Source data:
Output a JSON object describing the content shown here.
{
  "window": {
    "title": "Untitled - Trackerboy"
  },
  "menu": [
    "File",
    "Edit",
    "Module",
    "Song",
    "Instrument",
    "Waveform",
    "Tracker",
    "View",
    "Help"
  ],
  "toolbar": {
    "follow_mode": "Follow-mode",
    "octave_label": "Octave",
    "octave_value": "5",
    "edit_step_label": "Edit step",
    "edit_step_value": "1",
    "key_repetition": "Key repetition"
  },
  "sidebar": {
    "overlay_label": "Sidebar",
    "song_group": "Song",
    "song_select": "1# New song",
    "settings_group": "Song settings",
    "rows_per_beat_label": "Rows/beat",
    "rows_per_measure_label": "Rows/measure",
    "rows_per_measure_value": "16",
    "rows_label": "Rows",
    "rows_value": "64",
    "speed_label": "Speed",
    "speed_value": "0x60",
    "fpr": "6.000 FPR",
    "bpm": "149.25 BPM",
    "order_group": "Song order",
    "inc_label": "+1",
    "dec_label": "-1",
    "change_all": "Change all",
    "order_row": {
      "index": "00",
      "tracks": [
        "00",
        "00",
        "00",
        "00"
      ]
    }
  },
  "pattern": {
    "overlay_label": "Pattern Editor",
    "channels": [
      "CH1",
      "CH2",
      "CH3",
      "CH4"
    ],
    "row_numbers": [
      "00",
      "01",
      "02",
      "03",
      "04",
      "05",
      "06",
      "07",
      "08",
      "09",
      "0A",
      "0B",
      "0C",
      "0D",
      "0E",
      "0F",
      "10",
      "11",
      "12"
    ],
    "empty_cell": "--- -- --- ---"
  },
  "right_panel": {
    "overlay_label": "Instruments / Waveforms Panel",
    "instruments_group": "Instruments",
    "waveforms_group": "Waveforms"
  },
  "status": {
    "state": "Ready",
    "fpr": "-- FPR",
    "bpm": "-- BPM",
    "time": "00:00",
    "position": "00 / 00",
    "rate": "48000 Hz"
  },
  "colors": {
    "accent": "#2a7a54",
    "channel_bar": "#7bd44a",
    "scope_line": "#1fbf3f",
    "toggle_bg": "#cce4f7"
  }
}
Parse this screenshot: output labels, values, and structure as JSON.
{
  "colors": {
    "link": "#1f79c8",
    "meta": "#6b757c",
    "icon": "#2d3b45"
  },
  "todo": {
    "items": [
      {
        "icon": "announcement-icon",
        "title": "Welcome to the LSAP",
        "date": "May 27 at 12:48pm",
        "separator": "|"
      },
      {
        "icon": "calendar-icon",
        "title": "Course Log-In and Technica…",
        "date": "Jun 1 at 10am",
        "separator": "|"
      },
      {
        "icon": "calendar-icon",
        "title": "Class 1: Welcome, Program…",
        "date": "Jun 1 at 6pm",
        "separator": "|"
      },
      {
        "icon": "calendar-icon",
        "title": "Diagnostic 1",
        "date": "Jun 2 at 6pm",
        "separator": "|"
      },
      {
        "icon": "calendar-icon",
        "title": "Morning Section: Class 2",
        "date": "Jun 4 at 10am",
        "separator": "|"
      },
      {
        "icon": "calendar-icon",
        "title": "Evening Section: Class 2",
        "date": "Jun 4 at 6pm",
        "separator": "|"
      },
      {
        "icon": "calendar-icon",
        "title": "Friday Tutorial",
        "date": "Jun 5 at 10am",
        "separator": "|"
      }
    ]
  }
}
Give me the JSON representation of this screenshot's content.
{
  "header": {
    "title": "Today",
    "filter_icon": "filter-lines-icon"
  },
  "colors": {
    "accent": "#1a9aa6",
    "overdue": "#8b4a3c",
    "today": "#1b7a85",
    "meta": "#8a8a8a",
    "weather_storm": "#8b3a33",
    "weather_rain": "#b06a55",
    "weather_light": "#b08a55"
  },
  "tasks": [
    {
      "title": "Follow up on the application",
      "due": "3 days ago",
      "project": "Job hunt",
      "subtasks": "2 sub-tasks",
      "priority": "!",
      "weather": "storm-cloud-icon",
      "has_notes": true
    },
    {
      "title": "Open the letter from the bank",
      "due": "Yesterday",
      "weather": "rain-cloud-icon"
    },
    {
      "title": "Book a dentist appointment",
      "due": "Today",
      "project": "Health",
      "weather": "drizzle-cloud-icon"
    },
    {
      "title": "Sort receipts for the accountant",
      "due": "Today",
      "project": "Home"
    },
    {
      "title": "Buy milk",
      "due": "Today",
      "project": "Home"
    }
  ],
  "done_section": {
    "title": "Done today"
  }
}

==

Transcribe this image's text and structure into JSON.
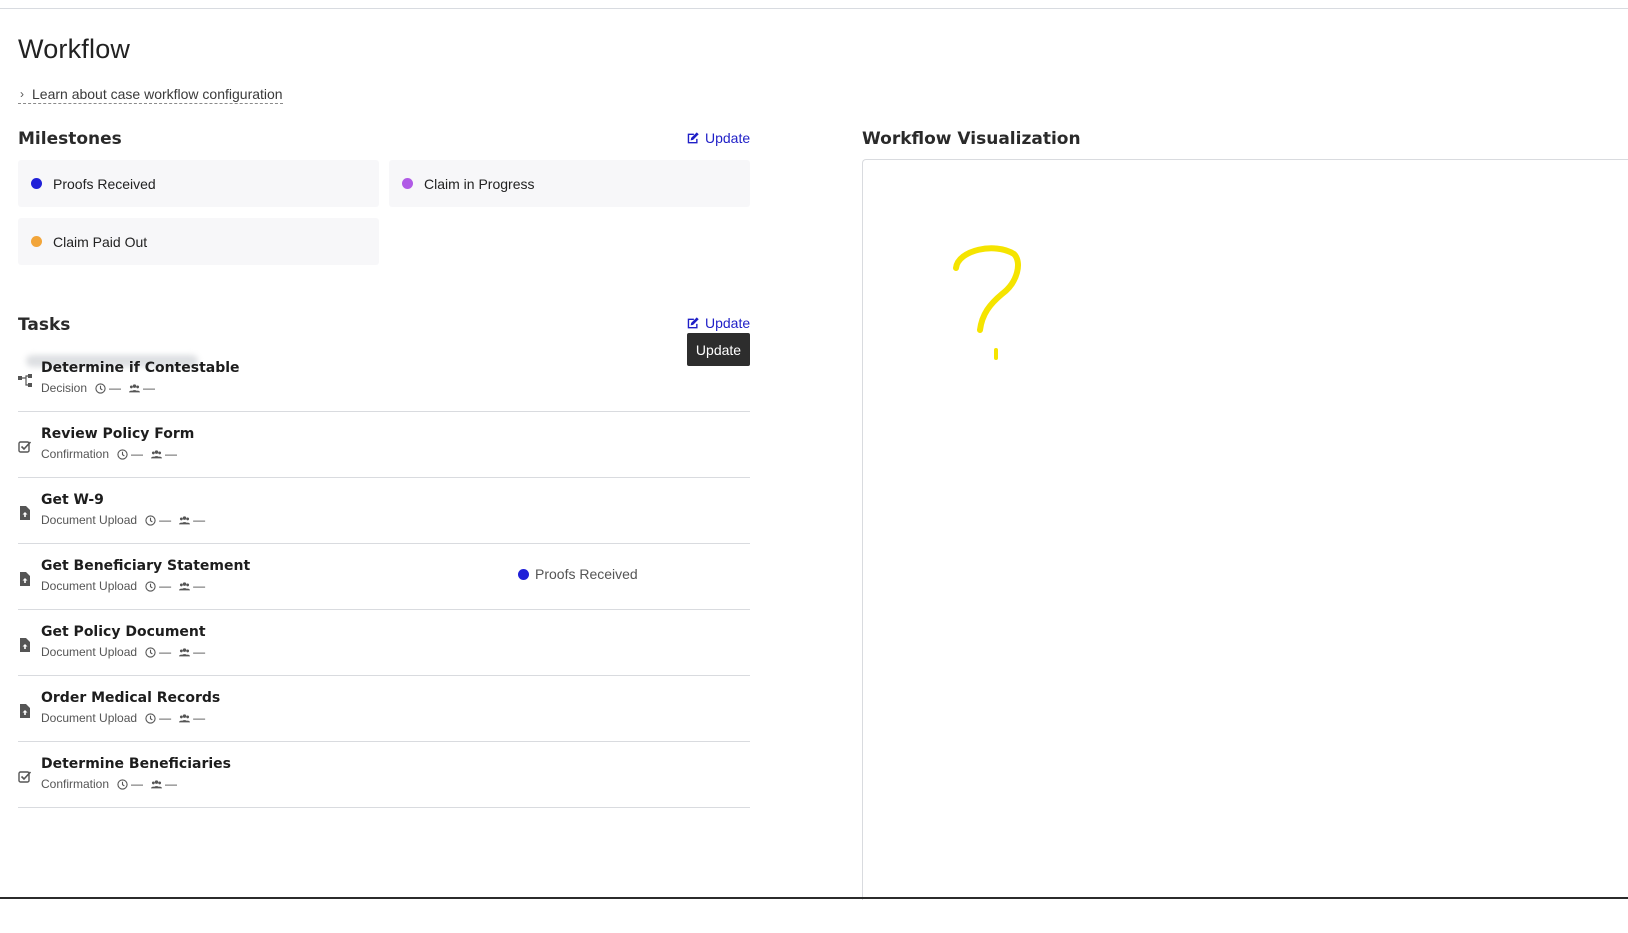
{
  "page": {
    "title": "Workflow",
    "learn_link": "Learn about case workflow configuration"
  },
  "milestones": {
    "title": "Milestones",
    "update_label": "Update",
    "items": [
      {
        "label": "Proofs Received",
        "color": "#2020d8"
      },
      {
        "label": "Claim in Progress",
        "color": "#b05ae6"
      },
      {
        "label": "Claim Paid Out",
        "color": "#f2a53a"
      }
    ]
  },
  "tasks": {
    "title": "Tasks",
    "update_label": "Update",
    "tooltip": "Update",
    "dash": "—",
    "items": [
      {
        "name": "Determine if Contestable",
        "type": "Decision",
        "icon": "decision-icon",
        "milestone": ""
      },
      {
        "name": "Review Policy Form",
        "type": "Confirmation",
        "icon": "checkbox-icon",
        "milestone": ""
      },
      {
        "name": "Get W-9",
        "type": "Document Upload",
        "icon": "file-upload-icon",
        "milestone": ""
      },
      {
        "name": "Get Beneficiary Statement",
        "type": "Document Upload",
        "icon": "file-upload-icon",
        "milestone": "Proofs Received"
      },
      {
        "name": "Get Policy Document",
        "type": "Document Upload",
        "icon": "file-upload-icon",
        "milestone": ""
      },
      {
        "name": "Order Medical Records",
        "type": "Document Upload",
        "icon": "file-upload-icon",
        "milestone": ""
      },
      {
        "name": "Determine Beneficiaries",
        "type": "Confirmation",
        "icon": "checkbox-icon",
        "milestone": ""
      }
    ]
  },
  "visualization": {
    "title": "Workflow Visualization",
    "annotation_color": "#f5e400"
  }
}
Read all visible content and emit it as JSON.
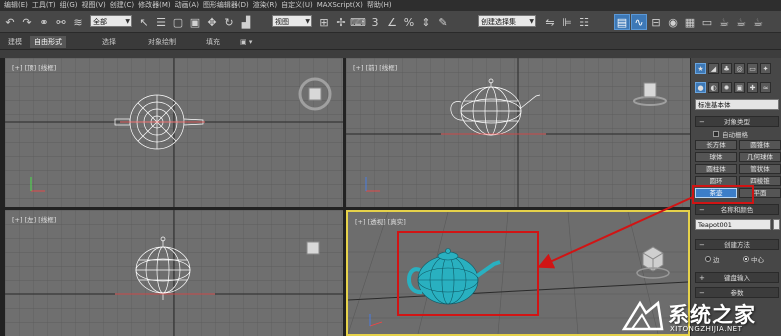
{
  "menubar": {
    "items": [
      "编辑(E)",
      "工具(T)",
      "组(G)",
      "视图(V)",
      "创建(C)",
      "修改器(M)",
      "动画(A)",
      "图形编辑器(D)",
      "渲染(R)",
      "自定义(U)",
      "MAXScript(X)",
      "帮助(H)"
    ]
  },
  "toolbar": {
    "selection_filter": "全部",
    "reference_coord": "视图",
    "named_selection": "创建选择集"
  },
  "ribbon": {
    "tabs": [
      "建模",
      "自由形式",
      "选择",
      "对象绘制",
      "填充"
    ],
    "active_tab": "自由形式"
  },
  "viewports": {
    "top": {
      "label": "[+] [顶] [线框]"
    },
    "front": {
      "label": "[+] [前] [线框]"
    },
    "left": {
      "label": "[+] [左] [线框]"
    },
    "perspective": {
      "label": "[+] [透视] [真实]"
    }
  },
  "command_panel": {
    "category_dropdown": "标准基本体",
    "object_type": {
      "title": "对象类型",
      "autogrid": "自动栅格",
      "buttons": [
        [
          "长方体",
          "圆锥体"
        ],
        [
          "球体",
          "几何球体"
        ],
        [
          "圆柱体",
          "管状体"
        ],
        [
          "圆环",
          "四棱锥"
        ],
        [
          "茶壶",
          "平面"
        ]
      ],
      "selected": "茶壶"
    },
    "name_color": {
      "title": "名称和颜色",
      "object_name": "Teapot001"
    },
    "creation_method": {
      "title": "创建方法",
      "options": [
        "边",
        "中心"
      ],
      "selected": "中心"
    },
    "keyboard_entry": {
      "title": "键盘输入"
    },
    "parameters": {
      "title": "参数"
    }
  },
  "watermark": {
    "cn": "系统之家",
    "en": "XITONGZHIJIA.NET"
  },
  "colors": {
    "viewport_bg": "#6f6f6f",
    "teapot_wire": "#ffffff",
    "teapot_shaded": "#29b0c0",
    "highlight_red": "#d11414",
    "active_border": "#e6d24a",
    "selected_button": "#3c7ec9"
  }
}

WHAT TO PRODUCE → Write down every line of the data above that includes the string "Policy".

FINISHED EXERCISE →
        "name": "Review Policy Form",
        "name": "Get Policy Document",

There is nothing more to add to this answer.